Figure record listings
>> start

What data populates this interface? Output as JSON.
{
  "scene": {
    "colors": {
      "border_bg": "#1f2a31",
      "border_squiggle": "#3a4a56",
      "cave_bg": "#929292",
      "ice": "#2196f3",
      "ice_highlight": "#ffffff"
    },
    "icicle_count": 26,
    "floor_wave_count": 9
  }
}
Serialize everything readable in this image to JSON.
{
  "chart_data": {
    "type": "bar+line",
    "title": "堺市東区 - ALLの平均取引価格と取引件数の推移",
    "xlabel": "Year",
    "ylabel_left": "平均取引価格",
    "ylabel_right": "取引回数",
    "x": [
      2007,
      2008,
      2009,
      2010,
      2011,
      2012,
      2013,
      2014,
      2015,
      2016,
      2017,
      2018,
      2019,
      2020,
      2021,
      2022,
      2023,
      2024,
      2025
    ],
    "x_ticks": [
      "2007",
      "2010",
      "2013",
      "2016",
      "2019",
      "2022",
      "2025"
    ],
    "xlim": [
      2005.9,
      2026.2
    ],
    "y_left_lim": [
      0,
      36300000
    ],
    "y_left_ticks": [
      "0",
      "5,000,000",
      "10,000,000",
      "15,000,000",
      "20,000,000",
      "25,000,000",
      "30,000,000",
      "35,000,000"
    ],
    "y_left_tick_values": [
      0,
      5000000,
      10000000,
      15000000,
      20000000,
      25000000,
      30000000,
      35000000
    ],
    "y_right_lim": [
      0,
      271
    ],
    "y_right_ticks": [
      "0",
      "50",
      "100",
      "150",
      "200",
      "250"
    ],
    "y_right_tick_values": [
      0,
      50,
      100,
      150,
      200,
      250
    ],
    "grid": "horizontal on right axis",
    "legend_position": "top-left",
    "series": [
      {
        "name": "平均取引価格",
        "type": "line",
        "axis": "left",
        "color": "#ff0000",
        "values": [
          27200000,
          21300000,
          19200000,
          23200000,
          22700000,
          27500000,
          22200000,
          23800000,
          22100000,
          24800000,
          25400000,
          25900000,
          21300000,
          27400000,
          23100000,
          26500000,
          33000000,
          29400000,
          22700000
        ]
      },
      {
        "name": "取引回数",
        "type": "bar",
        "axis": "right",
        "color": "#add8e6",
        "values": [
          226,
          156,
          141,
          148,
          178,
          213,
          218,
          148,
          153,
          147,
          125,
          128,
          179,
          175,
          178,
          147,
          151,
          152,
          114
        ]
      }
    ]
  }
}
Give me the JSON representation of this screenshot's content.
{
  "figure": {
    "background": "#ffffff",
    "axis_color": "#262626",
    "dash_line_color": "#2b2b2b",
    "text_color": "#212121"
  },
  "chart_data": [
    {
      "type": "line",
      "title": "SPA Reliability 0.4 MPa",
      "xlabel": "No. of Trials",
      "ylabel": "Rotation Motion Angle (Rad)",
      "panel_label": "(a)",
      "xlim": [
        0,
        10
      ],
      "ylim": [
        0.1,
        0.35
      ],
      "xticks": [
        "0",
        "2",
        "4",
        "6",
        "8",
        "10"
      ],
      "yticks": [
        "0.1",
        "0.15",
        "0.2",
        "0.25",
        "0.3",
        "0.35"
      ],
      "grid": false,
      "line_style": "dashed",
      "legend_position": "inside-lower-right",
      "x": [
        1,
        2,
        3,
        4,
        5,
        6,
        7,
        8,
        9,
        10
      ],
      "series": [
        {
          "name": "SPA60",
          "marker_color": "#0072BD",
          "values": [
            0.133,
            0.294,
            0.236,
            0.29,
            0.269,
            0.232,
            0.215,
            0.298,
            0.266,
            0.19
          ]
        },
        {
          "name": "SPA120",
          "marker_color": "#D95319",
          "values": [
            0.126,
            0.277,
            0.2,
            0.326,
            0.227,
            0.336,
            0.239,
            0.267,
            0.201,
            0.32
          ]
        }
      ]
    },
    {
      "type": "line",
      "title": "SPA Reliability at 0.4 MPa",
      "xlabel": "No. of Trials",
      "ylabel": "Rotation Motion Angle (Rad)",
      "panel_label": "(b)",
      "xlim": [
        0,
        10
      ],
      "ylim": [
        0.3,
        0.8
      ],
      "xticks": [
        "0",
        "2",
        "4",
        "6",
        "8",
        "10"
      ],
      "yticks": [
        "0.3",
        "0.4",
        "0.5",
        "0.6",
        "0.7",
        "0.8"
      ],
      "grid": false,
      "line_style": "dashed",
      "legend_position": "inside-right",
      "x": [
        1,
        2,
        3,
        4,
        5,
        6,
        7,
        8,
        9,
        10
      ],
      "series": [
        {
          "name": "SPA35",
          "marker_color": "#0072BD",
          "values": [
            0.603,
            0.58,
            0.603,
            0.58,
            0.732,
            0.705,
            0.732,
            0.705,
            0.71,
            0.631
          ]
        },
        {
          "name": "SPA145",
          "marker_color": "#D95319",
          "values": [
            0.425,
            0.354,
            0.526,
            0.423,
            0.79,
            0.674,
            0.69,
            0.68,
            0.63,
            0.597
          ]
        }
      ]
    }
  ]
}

>> end

> **What you should do**
Transcribe every line of the data, exactly as it stands.

> **Task answer**
What data populates this interface? Output as JSON.
{
  "scene": {
    "colors": {
      "border_bg": "#1f2a31",
      "border_squiggle": "#3a4a56",
      "cave_bg": "#929292",
      "ice": "#2196f3",
      "ice_highlight": "#ffffff"
    },
    "icicle_count": 26,
    "floor_wave_count": 9
  }
}
Serialize everything readable in this image to JSON.
{
  "chart_data": {
    "type": "bar+line",
    "title": "堺市東区 - ALLの平均取引価格と取引件数の推移",
    "xlabel": "Year",
    "ylabel_left": "平均取引価格",
    "ylabel_right": "取引回数",
    "x": [
      2007,
      2008,
      2009,
      2010,
      2011,
      2012,
      2013,
      2014,
      2015,
      2016,
      2017,
      2018,
      2019,
      2020,
      2021,
      2022,
      2023,
      2024,
      2025
    ],
    "x_ticks": [
      "2007",
      "2010",
      "2013",
      "2016",
      "2019",
      "2022",
      "2025"
    ],
    "xlim": [
      2005.9,
      2026.2
    ],
    "y_left_lim": [
      0,
      36300000
    ],
    "y_left_ticks": [
      "0",
      "5,000,000",
      "10,000,000",
      "15,000,000",
      "20,000,000",
      "25,000,000",
      "30,000,000",
      "35,000,000"
    ],
    "y_left_tick_values": [
      0,
      5000000,
      10000000,
      15000000,
      20000000,
      25000000,
      30000000,
      35000000
    ],
    "y_right_lim": [
      0,
      271
    ],
    "y_right_ticks": [
      "0",
      "50",
      "100",
      "150",
      "200",
      "250"
    ],
    "y_right_tick_values": [
      0,
      50,
      100,
      150,
      200,
      250
    ],
    "grid": "horizontal on right axis",
    "legend_position": "top-left",
    "series": [
      {
        "name": "平均取引価格",
        "type": "line",
        "axis": "left",
        "color": "#ff0000",
        "values": [
          27200000,
          21300000,
          19200000,
          23200000,
          22700000,
          27500000,
          22200000,
          23800000,
          22100000,
          24800000,
          25400000,
          25900000,
          21300000,
          27400000,
          23100000,
          26500000,
          33000000,
          29400000,
          22700000
        ]
      },
      {
        "name": "取引回数",
        "type": "bar",
        "axis": "right",
        "color": "#add8e6",
        "values": [
          226,
          156,
          141,
          148,
          178,
          213,
          218,
          148,
          153,
          147,
          125,
          128,
          179,
          175,
          178,
          147,
          151,
          152,
          114
        ]
      }
    ]
  }
}
Give me the JSON representation of this screenshot's content.
{
  "figure": {
    "background": "#ffffff",
    "axis_color": "#262626",
    "dash_line_color": "#2b2b2b",
    "text_color": "#212121"
  },
  "chart_data": [
    {
      "type": "line",
      "title": "SPA Reliability 0.4 MPa",
      "xlabel": "No. of Trials",
      "ylabel": "Rotation Motion Angle (Rad)",
      "panel_label": "(a)",
      "xlim": [
        0,
        10
      ],
      "ylim": [
        0.1,
        0.35
      ],
      "xticks": [
        "0",
        "2",
        "4",
        "6",
        "8",
        "10"
      ],
      "yticks": [
        "0.1",
        "0.15",
        "0.2",
        "0.25",
        "0.3",
        "0.35"
      ],
      "grid": false,
      "line_style": "dashed",
      "legend_position": "inside-lower-right",
      "x": [
        1,
        2,
        3,
        4,
        5,
        6,
        7,
        8,
        9,
        10
      ],
      "series": [
        {
          "name": "SPA60",
          "marker_color": "#0072BD",
          "values": [
            0.133,
            0.294,
            0.236,
            0.29,
            0.269,
            0.232,
            0.215,
            0.298,
            0.266,
            0.19
          ]
        },
        {
          "name": "SPA120",
          "marker_color": "#D95319",
          "values": [
            0.126,
            0.277,
            0.2,
            0.326,
            0.227,
            0.336,
            0.239,
            0.267,
            0.201,
            0.32
          ]
        }
      ]
    },
    {
      "type": "line",
      "title": "SPA Reliability at 0.4 MPa",
      "xlabel": "No. of Trials",
      "ylabel": "Rotation Motion Angle (Rad)",
      "panel_label": "(b)",
      "xlim": [
        0,
        10
      ],
      "ylim": [
        0.3,
        0.8
      ],
      "xticks": [
        "0",
        "2",
        "4",
        "6",
        "8",
        "10"
      ],
      "yticks": [
        "0.3",
        "0.4",
        "0.5",
        "0.6",
        "0.7",
        "0.8"
      ],
      "grid": false,
      "line_style": "dashed",
      "legend_position": "inside-right",
      "x": [
        1,
        2,
        3,
        4,
        5,
        6,
        7,
        8,
        9,
        10
      ],
      "series": [
        {
          "name": "SPA35",
          "marker_color": "#0072BD",
          "values": [
            0.603,
            0.58,
            0.603,
            0.58,
            0.732,
            0.705,
            0.732,
            0.705,
            0.71,
            0.631
          ]
        },
        {
          "name": "SPA145",
          "marker_color": "#D95319",
          "values": [
            0.425,
            0.354,
            0.526,
            0.423,
            0.79,
            0.674,
            0.69,
            0.68,
            0.63,
            0.597
          ]
        }
      ]
    }
  ]
}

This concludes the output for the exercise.